_Do this:_ Write down every entry below once more, exactly.

_Items:_
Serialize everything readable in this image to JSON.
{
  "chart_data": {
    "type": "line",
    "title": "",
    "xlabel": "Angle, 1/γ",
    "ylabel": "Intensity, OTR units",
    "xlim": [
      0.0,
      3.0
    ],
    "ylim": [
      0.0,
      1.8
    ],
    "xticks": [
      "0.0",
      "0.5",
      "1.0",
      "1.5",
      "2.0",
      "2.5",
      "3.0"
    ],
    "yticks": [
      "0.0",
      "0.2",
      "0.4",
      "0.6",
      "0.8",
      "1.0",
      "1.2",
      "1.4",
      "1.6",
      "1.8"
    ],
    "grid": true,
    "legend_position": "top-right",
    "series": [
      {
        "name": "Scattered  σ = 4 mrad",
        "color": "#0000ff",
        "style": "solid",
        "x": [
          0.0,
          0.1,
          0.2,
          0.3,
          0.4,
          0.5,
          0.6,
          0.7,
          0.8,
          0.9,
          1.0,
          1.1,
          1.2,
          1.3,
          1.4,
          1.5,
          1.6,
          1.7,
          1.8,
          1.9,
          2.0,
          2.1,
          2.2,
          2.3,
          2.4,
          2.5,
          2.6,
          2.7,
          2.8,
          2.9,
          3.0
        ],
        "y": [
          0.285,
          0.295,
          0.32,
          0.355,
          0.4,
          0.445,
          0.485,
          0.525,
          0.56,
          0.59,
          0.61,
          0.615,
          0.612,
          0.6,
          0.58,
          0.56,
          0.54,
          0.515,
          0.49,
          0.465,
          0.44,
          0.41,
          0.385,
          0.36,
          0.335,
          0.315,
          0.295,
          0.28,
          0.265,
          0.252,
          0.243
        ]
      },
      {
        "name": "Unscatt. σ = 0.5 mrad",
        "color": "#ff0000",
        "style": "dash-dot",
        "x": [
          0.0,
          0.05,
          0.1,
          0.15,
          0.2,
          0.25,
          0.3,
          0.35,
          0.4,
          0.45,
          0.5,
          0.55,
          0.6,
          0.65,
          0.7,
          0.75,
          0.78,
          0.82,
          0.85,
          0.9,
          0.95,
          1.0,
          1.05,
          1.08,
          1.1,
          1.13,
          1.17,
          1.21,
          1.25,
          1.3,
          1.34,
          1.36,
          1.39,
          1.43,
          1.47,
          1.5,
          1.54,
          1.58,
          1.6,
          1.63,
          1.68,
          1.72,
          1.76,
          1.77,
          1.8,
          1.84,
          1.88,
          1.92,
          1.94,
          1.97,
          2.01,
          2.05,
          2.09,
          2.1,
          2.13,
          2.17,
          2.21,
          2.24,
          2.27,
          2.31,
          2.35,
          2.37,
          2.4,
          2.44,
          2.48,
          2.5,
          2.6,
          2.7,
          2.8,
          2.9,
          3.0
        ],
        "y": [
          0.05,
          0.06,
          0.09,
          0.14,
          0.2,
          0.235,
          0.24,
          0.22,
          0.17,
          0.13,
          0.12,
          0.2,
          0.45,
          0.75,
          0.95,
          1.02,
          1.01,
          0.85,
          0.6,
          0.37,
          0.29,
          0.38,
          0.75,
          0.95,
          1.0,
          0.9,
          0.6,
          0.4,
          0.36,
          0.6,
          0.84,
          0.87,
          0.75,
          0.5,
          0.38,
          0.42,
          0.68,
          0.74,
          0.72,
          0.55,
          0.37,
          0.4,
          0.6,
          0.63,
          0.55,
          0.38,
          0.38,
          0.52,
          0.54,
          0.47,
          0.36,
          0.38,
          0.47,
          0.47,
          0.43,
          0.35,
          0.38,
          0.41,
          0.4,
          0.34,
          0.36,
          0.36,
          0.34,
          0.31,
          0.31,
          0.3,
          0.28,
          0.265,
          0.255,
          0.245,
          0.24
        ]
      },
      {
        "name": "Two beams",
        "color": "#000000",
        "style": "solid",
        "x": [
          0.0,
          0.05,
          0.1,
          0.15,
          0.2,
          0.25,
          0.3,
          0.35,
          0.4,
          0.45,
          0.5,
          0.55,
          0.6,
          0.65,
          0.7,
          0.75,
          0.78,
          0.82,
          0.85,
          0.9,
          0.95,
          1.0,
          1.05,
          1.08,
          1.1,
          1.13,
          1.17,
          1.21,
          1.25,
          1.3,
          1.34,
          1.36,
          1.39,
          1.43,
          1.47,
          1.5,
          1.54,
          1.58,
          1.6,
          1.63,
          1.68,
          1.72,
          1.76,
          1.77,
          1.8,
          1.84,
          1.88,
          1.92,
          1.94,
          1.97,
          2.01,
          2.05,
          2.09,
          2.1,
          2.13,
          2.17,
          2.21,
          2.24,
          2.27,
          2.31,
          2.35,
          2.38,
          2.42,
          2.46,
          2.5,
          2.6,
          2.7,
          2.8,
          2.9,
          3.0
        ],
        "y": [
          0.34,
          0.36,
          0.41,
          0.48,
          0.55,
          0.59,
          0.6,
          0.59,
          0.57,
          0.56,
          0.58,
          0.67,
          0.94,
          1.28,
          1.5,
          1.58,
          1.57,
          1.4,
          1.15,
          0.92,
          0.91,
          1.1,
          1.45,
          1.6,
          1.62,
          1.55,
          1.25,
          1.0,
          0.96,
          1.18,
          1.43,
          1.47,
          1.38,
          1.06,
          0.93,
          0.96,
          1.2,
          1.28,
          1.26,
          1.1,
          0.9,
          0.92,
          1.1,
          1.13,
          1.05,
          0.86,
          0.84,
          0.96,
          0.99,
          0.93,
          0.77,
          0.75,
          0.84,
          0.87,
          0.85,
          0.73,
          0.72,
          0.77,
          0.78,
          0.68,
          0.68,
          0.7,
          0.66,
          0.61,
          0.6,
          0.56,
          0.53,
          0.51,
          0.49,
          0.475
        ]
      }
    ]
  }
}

_Answer to this task:_
Serialize everything readable in this image to JSON.
{
  "chart_data": {
    "type": "line",
    "title": "",
    "xlabel": "Angle, 1/γ",
    "ylabel": "Intensity, OTR units",
    "xlim": [
      0.0,
      3.0
    ],
    "ylim": [
      0.0,
      1.8
    ],
    "xticks": [
      "0.0",
      "0.5",
      "1.0",
      "1.5",
      "2.0",
      "2.5",
      "3.0"
    ],
    "yticks": [
      "0.0",
      "0.2",
      "0.4",
      "0.6",
      "0.8",
      "1.0",
      "1.2",
      "1.4",
      "1.6",
      "1.8"
    ],
    "grid": true,
    "legend_position": "top-right",
    "series": [
      {
        "name": "Scattered  σ = 4 mrad",
        "color": "#0000ff",
        "style": "solid",
        "x": [
          0.0,
          0.1,
          0.2,
          0.3,
          0.4,
          0.5,
          0.6,
          0.7,
          0.8,
          0.9,
          1.0,
          1.1,
          1.2,
          1.3,
          1.4,
          1.5,
          1.6,
          1.7,
          1.8,
          1.9,
          2.0,
          2.1,
          2.2,
          2.3,
          2.4,
          2.5,
          2.6,
          2.7,
          2.8,
          2.9,
          3.0
        ],
        "y": [
          0.285,
          0.295,
          0.32,
          0.355,
          0.4,
          0.445,
          0.485,
          0.525,
          0.56,
          0.59,
          0.61,
          0.615,
          0.612,
          0.6,
          0.58,
          0.56,
          0.54,
          0.515,
          0.49,
          0.465,
          0.44,
          0.41,
          0.385,
          0.36,
          0.335,
          0.315,
          0.295,
          0.28,
          0.265,
          0.252,
          0.243
        ]
      },
      {
        "name": "Unscatt. σ = 0.5 mrad",
        "color": "#ff0000",
        "style": "dash-dot",
        "x": [
          0.0,
          0.05,
          0.1,
          0.15,
          0.2,
          0.25,
          0.3,
          0.35,
          0.4,
          0.45,
          0.5,
          0.55,
          0.6,
          0.65,
          0.7,
          0.75,
          0.78,
          0.82,
          0.85,
          0.9,
          0.95,
          1.0,
          1.05,
          1.08,
          1.1,
          1.13,
          1.17,
          1.21,
          1.25,
          1.3,
          1.34,
          1.36,
          1.39,
          1.43,
          1.47,
          1.5,
          1.54,
          1.58,
          1.6,
          1.63,
          1.68,
          1.72,
          1.76,
          1.77,
          1.8,
          1.84,
          1.88,
          1.92,
          1.94,
          1.97,
          2.01,
          2.05,
          2.09,
          2.1,
          2.13,
          2.17,
          2.21,
          2.24,
          2.27,
          2.31,
          2.35,
          2.37,
          2.4,
          2.44,
          2.48,
          2.5,
          2.6,
          2.7,
          2.8,
          2.9,
          3.0
        ],
        "y": [
          0.05,
          0.06,
          0.09,
          0.14,
          0.2,
          0.235,
          0.24,
          0.22,
          0.17,
          0.13,
          0.12,
          0.2,
          0.45,
          0.75,
          0.95,
          1.02,
          1.01,
          0.85,
          0.6,
          0.37,
          0.29,
          0.38,
          0.75,
          0.95,
          1.0,
          0.9,
          0.6,
          0.4,
          0.36,
          0.6,
          0.84,
          0.87,
          0.75,
          0.5,
          0.38,
          0.42,
          0.68,
          0.74,
          0.72,
          0.55,
          0.37,
          0.4,
          0.6,
          0.63,
          0.55,
          0.38,
          0.38,
          0.52,
          0.54,
          0.47,
          0.36,
          0.38,
          0.47,
          0.47,
          0.43,
          0.35,
          0.38,
          0.41,
          0.4,
          0.34,
          0.36,
          0.36,
          0.34,
          0.31,
          0.31,
          0.3,
          0.28,
          0.265,
          0.255,
          0.245,
          0.24
        ]
      },
      {
        "name": "Two beams",
        "color": "#000000",
        "style": "solid",
        "x": [
          0.0,
          0.05,
          0.1,
          0.15,
          0.2,
          0.25,
          0.3,
          0.35,
          0.4,
          0.45,
          0.5,
          0.55,
          0.6,
          0.65,
          0.7,
          0.75,
          0.78,
          0.82,
          0.85,
          0.9,
          0.95,
          1.0,
          1.05,
          1.08,
          1.1,
          1.13,
          1.17,
          1.21,
          1.25,
          1.3,
          1.34,
          1.36,
          1.39,
          1.43,
          1.47,
          1.5,
          1.54,
          1.58,
          1.6,
          1.63,
          1.68,
          1.72,
          1.76,
          1.77,
          1.8,
          1.84,
          1.88,
          1.92,
          1.94,
          1.97,
          2.01,
          2.05,
          2.09,
          2.1,
          2.13,
          2.17,
          2.21,
          2.24,
          2.27,
          2.31,
          2.35,
          2.38,
          2.42,
          2.46,
          2.5,
          2.6,
          2.7,
          2.8,
          2.9,
          3.0
        ],
        "y": [
          0.34,
          0.36,
          0.41,
          0.48,
          0.55,
          0.59,
          0.6,
          0.59,
          0.57,
          0.56,
          0.58,
          0.67,
          0.94,
          1.28,
          1.5,
          1.58,
          1.57,
          1.4,
          1.15,
          0.92,
          0.91,
          1.1,
          1.45,
          1.6,
          1.62,
          1.55,
          1.25,
          1.0,
          0.96,
          1.18,
          1.43,
          1.47,
          1.38,
          1.06,
          0.93,
          0.96,
          1.2,
          1.28,
          1.26,
          1.1,
          0.9,
          0.92,
          1.1,
          1.13,
          1.05,
          0.86,
          0.84,
          0.96,
          0.99,
          0.93,
          0.77,
          0.75,
          0.84,
          0.87,
          0.85,
          0.73,
          0.72,
          0.77,
          0.78,
          0.68,
          0.68,
          0.7,
          0.66,
          0.61,
          0.6,
          0.56,
          0.53,
          0.51,
          0.49,
          0.475
        ]
      }
    ]
  }
}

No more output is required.